Task brief:
In the entries below, count every line with the string "reducingadmixture". State the count and nothing else.

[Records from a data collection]
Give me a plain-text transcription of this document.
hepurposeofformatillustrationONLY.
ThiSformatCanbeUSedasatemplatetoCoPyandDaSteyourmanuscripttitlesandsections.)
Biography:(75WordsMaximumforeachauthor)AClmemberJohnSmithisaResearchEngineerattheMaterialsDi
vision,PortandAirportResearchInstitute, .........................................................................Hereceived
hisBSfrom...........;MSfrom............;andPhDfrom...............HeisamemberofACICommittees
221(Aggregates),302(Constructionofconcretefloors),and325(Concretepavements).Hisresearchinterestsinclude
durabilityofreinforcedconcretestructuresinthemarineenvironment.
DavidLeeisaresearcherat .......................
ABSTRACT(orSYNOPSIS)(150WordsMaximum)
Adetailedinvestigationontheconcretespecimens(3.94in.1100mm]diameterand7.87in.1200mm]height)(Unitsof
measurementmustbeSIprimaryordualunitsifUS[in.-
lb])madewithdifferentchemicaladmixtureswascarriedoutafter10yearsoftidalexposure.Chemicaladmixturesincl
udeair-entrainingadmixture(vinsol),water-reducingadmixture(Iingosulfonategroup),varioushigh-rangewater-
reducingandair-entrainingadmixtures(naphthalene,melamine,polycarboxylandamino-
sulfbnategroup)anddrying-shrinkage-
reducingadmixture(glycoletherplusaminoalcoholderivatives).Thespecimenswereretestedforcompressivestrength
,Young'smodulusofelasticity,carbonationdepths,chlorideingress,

==

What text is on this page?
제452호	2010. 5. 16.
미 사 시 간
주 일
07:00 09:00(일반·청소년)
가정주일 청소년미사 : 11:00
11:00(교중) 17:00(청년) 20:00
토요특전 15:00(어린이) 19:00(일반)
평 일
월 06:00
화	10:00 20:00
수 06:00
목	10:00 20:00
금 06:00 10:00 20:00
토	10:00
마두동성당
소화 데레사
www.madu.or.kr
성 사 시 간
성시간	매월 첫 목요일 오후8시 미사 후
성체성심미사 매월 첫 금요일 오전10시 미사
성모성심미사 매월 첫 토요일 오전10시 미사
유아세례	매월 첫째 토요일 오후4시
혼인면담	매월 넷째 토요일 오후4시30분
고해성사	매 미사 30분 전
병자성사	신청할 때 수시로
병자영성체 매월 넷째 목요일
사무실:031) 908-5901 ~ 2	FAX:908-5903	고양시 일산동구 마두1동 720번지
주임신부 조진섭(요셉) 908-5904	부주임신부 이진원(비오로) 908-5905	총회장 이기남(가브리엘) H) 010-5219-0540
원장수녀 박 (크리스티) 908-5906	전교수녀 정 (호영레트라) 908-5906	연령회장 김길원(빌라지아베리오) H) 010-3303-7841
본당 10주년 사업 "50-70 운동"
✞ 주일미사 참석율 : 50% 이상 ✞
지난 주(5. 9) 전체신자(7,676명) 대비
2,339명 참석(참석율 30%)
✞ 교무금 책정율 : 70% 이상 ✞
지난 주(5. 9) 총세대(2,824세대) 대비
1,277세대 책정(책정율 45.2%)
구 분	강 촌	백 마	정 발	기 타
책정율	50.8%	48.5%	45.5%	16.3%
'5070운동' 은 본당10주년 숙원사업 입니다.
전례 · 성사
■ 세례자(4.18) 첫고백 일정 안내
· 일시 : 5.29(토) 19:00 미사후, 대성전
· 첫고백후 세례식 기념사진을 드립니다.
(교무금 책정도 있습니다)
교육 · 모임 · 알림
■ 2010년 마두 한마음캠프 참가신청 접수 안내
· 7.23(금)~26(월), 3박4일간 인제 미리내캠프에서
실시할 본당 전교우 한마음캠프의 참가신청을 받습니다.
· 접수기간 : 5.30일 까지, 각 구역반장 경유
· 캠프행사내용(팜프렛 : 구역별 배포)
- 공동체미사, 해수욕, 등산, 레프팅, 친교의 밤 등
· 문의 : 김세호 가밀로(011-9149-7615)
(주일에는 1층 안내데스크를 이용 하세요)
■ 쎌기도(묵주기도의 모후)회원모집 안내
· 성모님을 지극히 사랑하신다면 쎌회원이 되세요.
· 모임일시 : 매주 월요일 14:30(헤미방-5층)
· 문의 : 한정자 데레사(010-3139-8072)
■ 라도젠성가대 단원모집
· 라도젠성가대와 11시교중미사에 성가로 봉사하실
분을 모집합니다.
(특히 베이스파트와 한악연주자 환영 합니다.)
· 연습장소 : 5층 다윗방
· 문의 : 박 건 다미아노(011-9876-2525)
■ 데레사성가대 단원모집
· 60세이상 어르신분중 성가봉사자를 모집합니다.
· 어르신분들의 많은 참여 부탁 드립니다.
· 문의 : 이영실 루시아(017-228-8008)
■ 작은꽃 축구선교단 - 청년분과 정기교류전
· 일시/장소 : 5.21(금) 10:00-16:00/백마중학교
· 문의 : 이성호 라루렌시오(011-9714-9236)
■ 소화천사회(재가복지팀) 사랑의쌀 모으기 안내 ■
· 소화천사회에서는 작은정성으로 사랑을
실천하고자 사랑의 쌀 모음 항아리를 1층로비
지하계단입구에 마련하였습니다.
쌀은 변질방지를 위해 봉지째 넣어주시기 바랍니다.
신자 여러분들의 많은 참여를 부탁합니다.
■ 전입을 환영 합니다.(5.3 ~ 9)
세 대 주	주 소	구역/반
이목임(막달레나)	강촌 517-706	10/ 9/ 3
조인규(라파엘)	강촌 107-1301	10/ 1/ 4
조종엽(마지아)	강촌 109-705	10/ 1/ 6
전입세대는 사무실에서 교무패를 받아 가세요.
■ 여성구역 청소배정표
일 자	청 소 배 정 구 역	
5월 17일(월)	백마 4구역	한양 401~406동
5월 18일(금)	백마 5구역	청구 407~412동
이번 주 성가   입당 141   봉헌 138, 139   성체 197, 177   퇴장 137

Response below:
2